Required task:
Go through the material below, count the lines with the word "обработки", and reply with the count alone.

Information shown:
[start]

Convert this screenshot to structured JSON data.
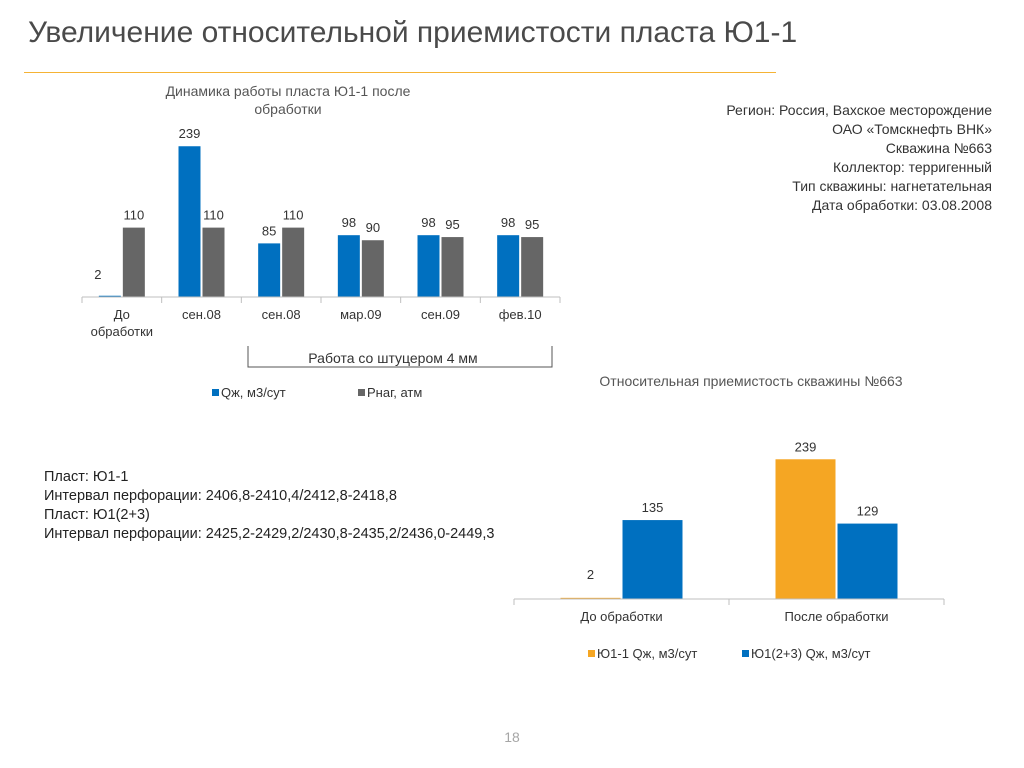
{
  "slide": {
    "title": "Увеличение относительной приемистости пласта Ю1-1",
    "page_number": "18"
  },
  "info": {
    "lines": [
      "Регион: Россия, Вахское месторождение",
      "ОАО «Томскнефть ВНК»",
      "Скважина  №663",
      "Коллектор: терригенный",
      "Тип скважины: нагнетательная",
      "Дата обработки: 03.08.2008"
    ]
  },
  "layers": {
    "lines": [
      "Пласт: Ю1-1",
      "Интервал перфорации: 2406,8-2410,4/2412,8-2418,8",
      "Пласт: Ю1(2+3)",
      "Интервал перфорации:  2425,2-2429,2/2430,8-2435,2/2436,0-2449,3"
    ]
  },
  "colors": {
    "blue": "#0070c0",
    "gray": "#666666",
    "orange": "#f5a623",
    "accent_rule": "#f5b335",
    "axis": "#bfbfbf"
  },
  "chart_data": [
    {
      "type": "bar",
      "title_lines": [
        "Динамика работы пласта Ю1-1 после",
        "обработки"
      ],
      "categories": [
        [
          "До",
          "обработки"
        ],
        [
          "сен.08"
        ],
        [
          "сен.08"
        ],
        [
          "мар.09"
        ],
        [
          "сен.09"
        ],
        [
          "фев.10"
        ]
      ],
      "series": [
        {
          "name": "Qж, м3/сут",
          "color": "#0070c0",
          "values": [
            2,
            239,
            85,
            98,
            98,
            98
          ]
        },
        {
          "name": "Pнаг, атм",
          "color": "#666666",
          "values": [
            110,
            110,
            110,
            90,
            95,
            95
          ]
        }
      ],
      "ylim": [
        0,
        260
      ],
      "annotation": "Работа со штуцером 4 мм",
      "legend_position": "bottom"
    },
    {
      "type": "bar",
      "title": "Относительная приемистость скважины №663",
      "categories": [
        "До обработки",
        "После обработки"
      ],
      "series": [
        {
          "name": "Ю1-1 Qж, м3/сут",
          "color": "#f5a623",
          "values": [
            2,
            239
          ]
        },
        {
          "name": "Ю1(2+3) Qж, м3/сут",
          "color": "#0070c0",
          "values": [
            135,
            129
          ]
        }
      ],
      "ylim": [
        0,
        260
      ],
      "legend_position": "bottom"
    }
  ]
}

[end]

Full solution:
5